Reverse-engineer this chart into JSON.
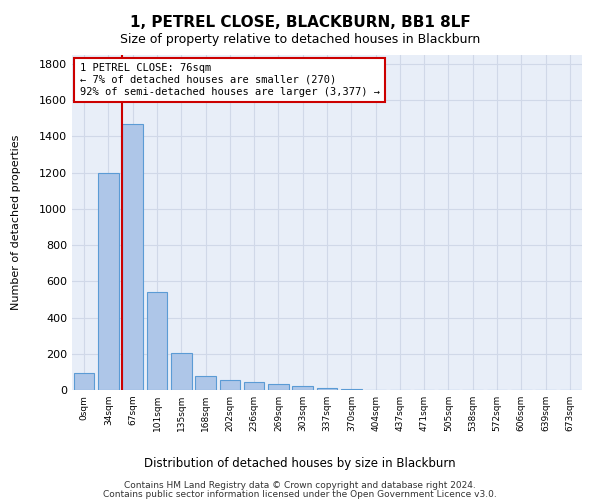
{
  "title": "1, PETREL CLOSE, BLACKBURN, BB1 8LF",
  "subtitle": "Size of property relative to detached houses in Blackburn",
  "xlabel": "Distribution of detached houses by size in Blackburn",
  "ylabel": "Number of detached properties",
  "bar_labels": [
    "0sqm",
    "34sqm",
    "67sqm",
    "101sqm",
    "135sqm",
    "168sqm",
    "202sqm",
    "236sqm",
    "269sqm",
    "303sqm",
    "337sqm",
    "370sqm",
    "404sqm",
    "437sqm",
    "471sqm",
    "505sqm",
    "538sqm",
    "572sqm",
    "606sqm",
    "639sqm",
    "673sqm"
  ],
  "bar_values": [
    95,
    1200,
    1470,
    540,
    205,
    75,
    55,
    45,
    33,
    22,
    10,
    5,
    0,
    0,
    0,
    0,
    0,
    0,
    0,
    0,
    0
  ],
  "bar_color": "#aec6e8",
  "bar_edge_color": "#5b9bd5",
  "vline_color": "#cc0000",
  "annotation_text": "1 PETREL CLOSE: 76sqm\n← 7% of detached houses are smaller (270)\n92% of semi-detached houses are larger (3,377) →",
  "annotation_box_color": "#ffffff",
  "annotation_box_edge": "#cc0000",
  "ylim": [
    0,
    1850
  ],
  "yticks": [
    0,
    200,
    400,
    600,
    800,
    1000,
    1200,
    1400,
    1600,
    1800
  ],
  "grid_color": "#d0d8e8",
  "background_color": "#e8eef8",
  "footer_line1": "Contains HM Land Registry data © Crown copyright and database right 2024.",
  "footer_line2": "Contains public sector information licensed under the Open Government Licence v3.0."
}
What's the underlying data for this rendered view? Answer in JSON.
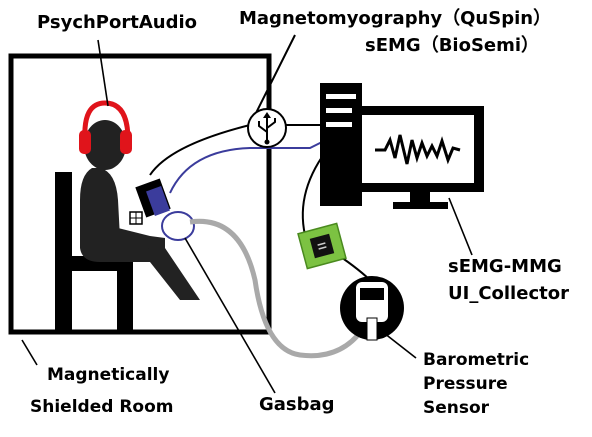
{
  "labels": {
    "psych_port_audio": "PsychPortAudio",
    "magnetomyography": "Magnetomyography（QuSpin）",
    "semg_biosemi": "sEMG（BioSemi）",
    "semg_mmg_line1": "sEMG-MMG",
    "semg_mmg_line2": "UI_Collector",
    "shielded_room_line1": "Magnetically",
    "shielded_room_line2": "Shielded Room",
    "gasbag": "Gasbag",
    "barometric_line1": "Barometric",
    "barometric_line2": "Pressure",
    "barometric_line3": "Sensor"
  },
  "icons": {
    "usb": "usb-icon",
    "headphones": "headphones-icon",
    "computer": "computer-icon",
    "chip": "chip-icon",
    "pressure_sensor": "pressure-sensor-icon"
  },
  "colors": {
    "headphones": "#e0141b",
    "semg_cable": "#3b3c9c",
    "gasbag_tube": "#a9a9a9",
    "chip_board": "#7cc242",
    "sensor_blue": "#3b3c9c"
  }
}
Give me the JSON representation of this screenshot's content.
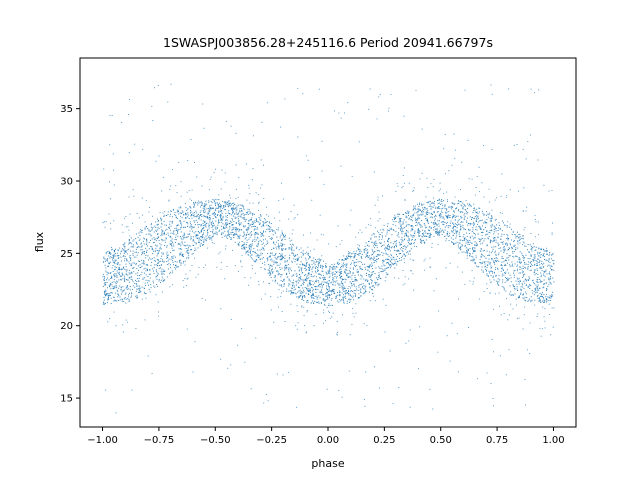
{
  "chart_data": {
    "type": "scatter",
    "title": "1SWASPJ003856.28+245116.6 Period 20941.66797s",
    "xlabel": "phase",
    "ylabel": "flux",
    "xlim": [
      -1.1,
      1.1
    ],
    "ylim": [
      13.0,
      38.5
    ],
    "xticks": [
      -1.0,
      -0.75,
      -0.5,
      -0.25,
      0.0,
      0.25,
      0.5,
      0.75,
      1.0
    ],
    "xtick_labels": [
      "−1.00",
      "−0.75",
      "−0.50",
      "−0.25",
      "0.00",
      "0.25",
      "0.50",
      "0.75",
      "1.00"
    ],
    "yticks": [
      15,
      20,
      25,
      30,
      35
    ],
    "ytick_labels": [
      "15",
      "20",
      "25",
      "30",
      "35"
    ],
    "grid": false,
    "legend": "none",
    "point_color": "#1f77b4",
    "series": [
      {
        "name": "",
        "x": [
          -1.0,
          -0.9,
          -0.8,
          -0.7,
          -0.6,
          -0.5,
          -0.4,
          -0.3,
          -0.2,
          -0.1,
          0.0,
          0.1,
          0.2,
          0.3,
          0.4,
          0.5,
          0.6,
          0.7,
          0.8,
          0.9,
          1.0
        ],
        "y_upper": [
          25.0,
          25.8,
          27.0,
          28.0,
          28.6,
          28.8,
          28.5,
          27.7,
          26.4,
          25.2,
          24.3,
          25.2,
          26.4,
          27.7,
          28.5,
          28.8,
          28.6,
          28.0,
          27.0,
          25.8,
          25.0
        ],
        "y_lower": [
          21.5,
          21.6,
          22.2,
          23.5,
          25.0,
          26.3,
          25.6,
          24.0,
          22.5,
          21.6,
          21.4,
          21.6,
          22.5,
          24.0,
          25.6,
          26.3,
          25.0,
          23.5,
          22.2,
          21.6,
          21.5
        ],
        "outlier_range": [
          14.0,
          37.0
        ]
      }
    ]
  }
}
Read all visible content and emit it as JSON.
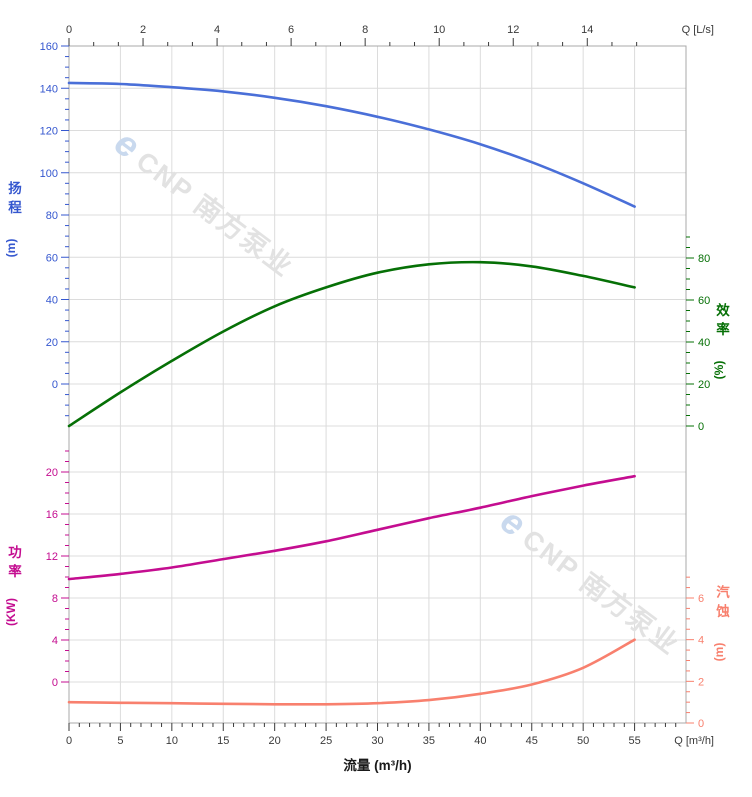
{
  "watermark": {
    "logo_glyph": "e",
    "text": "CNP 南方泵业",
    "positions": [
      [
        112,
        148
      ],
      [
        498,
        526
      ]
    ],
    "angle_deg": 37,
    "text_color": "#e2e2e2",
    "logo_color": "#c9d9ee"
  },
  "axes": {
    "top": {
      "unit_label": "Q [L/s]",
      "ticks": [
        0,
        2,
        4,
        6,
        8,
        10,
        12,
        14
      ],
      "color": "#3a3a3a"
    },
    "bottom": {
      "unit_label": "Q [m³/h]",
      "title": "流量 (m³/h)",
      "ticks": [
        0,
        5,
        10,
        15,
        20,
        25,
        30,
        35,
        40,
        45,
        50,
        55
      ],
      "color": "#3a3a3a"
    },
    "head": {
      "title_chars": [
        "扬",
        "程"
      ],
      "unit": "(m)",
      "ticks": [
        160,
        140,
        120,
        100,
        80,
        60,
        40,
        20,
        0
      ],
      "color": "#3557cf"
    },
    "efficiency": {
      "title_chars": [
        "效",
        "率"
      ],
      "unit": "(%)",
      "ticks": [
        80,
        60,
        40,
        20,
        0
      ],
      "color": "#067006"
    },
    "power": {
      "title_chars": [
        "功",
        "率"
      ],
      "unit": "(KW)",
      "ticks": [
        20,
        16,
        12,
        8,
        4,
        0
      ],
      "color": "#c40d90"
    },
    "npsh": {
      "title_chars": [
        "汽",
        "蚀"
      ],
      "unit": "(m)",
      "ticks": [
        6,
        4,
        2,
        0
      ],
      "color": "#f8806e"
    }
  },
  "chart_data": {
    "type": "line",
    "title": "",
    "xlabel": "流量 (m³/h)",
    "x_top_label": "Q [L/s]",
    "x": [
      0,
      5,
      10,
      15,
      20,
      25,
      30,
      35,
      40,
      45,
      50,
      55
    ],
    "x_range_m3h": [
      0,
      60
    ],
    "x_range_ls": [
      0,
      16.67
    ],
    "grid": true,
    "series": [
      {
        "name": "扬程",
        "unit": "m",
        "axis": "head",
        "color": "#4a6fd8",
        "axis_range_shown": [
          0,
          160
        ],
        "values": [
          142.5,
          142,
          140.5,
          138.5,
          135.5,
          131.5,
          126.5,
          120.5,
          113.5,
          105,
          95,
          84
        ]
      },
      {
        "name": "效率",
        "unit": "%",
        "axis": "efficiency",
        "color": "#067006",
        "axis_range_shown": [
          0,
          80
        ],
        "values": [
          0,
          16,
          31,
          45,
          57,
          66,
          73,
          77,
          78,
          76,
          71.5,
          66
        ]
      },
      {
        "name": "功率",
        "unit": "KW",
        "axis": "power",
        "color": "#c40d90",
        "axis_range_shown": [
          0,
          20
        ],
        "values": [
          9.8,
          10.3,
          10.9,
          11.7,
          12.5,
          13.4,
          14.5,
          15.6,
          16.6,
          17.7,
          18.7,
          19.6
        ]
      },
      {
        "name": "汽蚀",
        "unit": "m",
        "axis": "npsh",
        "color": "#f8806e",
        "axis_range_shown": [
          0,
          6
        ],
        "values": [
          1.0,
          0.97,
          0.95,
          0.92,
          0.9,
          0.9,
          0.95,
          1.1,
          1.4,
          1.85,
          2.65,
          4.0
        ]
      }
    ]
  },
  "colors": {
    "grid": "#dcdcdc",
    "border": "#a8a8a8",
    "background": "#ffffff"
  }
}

---

REQUIRED TASK:
Select all lines in the listing that include the word "Contains".

THE ANSWER:
  "footer_line1": "Contains HM Land Registry data © Crown copyright and database right 2024.",
  "footer_line2": "Contains public sector information licensed under the Open Government Licence v3.0."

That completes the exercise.